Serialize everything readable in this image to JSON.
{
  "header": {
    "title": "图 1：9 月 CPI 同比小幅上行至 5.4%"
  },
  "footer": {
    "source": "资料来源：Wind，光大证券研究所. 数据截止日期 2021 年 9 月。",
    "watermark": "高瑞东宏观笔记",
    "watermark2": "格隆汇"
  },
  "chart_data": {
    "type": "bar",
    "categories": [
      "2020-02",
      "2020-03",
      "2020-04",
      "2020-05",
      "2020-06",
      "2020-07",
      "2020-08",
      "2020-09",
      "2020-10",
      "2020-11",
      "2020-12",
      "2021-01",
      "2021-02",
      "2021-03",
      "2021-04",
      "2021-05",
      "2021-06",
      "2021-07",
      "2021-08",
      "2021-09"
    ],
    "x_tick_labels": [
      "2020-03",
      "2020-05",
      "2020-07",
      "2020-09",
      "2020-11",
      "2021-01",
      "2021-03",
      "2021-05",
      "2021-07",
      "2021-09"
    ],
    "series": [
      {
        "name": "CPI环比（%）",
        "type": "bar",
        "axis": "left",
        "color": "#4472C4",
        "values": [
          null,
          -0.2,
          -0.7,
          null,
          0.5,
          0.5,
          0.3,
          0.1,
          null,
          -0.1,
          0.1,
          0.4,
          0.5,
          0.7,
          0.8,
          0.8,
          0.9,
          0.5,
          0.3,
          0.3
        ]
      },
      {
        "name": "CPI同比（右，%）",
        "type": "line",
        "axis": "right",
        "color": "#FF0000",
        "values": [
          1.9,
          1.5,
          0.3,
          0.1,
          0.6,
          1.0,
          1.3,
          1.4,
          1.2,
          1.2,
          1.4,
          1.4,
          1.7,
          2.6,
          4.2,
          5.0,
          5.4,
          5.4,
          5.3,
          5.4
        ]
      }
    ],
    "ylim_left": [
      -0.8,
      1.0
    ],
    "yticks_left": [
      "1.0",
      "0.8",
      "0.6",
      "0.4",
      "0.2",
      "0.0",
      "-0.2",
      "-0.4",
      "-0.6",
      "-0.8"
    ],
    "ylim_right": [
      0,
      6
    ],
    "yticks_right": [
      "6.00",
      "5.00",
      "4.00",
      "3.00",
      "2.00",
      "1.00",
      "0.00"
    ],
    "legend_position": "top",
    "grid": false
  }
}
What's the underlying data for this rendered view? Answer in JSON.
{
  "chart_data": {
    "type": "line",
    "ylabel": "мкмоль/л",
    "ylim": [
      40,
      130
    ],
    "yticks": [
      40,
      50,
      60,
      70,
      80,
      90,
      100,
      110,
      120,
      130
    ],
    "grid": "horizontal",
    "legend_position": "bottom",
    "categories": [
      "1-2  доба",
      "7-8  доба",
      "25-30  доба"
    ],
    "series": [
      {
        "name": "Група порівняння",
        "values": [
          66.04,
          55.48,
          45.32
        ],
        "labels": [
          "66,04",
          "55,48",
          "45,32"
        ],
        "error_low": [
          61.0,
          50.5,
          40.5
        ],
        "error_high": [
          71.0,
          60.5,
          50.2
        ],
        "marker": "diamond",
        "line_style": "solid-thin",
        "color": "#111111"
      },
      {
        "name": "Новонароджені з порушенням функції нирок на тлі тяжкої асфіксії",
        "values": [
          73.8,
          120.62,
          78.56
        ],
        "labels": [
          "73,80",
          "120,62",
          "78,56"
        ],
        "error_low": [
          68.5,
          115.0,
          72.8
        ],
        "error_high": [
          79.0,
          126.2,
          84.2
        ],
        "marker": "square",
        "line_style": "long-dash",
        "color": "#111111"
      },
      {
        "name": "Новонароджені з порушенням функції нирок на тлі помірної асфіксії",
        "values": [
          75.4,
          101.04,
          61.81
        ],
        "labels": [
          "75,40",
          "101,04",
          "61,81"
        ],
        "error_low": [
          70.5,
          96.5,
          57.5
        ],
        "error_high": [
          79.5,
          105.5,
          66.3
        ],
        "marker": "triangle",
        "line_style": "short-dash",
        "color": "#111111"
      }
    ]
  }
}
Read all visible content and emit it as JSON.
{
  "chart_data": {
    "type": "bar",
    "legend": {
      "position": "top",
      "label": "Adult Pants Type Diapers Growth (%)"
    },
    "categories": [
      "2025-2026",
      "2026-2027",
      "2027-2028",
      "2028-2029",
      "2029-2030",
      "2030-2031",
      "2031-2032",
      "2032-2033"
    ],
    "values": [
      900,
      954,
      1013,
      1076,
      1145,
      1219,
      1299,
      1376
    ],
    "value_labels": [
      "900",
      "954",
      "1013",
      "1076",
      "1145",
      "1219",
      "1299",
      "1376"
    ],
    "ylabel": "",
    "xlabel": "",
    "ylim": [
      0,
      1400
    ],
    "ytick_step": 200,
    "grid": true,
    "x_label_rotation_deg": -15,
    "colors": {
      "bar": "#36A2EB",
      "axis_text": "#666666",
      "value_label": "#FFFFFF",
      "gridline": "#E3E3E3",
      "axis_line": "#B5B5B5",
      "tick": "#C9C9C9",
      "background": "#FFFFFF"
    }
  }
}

Exercise aim → Say, as a bare number, how many lines in the entries above include the string "функції".

Exercise output → 2